● **Your task**
Pick up the passage on carpal tunnel syndrome and myofascial pain in keyboard and mouse users after its final sentence, and keep writing it.

● **Source extract**
<<<<

Body mass index. Gender and BMI were not risk factors for CTS in this small group of patients. In 1582 patients younger than 63 years, BMI was a significant independent risk factor for CTS.46 In another study that focused on BMI and distal median nerve function, asymptomatic obese subjects (mean BMI: 35.5) compared to a thin reference group (mean BMI: 22.5) found no difference between the groups for CTP or the size of the median nerve at the wrist. Nevertheless, the median sensory peak latency was more prolonged in the high BMI group and correlated with cross-sectional area of the median nerve and with carpal tunnel pressure, a finding usually associated with CTS and not asymptomatic obese subjects.47
Much of the epidemiological literature trying to establish a relationship between keyboard/mouse use and onset of symptoms in the upper extremities/neck will frequently use pain as the outcome.16,18,19,21 Early in the development of MPS, the symptom of interest is tightness/motor dysfunction with a latent TrP that does not produce spontaneous pain. Patients may notice tightness/stiffness of the forearm extensors and in the muscles around the right scapula/neck area. Unless the latent TrPs are identified on examination, the involvement of these muscle groups will go unnoticed. Therefore, by using pain as the outcome, the latent TrP has to progress to an active TrP that has spontaneous pain. Also, MPS involving the muscles of the upper back, neck, and shoulder region are impossible to separate by region as trigger points from one area frequently refers to another.31 For example, the levator scapula, a muscle usually involved on the side of mouse use has its origin on the superior angle of the scapula and inserts on the transverse processes of cervical vertebrae 1 through 4 with active trigger points that radiate to the neck and shoulder.

>>>>

● **Exercise data**
<<<<

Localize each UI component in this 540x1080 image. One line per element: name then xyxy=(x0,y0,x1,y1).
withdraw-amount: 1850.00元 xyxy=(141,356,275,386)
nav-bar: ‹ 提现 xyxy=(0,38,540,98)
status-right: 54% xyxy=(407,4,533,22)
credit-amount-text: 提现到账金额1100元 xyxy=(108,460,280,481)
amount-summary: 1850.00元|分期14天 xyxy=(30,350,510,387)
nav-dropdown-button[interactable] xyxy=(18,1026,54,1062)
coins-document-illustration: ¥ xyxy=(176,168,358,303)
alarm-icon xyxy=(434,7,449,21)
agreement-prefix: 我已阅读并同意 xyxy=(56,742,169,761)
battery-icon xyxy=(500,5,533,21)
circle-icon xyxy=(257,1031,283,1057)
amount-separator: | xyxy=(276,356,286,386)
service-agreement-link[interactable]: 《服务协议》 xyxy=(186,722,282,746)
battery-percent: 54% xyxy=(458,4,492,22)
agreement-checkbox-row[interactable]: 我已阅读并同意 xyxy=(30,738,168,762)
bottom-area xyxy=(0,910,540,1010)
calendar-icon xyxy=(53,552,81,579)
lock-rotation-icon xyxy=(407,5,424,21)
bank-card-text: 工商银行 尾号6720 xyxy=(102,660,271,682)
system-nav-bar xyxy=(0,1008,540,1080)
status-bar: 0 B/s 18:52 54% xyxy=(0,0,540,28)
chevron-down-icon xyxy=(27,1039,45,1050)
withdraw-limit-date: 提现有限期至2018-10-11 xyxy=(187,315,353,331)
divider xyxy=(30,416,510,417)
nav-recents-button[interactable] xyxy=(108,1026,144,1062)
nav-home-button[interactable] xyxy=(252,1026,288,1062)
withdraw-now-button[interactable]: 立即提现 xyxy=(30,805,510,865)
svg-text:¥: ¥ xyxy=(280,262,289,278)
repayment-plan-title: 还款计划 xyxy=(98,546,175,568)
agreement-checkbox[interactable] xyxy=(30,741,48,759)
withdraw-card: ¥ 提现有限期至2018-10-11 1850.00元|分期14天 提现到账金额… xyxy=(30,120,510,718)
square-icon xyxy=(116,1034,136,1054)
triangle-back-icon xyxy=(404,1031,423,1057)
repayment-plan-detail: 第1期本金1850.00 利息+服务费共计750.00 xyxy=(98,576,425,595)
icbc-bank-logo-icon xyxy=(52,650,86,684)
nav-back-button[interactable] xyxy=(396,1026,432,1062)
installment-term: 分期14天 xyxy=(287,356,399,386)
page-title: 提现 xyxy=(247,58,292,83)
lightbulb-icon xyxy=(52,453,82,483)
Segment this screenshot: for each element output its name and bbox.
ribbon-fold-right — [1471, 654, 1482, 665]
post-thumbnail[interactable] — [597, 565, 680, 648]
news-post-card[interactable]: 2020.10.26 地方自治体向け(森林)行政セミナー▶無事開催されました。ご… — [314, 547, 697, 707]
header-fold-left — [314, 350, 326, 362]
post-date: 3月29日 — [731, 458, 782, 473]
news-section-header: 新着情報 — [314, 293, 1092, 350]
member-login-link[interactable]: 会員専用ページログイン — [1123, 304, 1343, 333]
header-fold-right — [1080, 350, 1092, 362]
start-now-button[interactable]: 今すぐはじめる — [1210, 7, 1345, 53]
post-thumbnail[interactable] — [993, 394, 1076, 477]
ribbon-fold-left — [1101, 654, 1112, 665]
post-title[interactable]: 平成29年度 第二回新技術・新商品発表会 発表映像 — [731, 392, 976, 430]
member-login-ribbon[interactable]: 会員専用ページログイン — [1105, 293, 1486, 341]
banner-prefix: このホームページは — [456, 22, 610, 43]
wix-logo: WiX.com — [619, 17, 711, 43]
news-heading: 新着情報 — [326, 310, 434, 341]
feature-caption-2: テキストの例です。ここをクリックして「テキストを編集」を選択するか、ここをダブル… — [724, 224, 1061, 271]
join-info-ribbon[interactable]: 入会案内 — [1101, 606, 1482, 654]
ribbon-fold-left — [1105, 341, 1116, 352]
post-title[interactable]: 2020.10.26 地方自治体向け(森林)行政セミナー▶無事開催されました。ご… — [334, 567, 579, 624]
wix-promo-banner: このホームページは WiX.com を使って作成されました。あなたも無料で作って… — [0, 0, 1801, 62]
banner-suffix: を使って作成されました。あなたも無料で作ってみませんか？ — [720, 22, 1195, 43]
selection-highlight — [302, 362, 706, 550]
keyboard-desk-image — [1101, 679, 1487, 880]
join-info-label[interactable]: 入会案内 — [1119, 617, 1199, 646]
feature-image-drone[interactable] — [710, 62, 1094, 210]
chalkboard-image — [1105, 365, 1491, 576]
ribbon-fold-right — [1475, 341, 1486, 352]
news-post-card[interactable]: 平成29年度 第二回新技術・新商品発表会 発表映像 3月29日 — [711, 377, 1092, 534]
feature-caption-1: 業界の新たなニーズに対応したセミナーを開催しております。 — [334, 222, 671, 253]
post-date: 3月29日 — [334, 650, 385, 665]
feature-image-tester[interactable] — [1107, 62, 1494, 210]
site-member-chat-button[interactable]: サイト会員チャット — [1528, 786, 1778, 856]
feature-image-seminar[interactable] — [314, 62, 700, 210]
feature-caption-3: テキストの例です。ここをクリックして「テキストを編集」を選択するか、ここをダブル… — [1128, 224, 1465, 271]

>>>>

● **Response to this task**
The variability in the epidemiological literature may be due to how outcomes are defined and the large range in exposure of the ergonomic stressor. When mean mouse use was 6.1 hours per week and keyboard use 1.3 hours per week, there was no association between mouse use and neck/shoulder problems.18 This was a much lower exposure than in our patients suggesting enough recovery time occurred to prevent the development of chronic neck and shoulder pain. In contrast, 2826 students, aged 16 to 18 years, that used computers 31 hours a week complained of headaches and neck/shoulder problems related to computer use. When computer use was more than 56 hours per week, neck and shoulder symptoms increased dramatically with the addition of eyestrain and forearm symptoms in the female students.23 The addition of forearm symptoms in female students may reflect that women use a higher percentage of their strength with computer tasks.48,49 In graduate students, years of computer use and time spent using a computer more than 10 hours a week was associated with the development of pain within an hour of computing.22 Significant problems in our younger patients younger than 35 years could be related to the increased use of keyboard/mouse during their years in college, placing them at increase risk for upper extremity/neck problems when they entered the workforce and increased their daily keyboard/mouse use.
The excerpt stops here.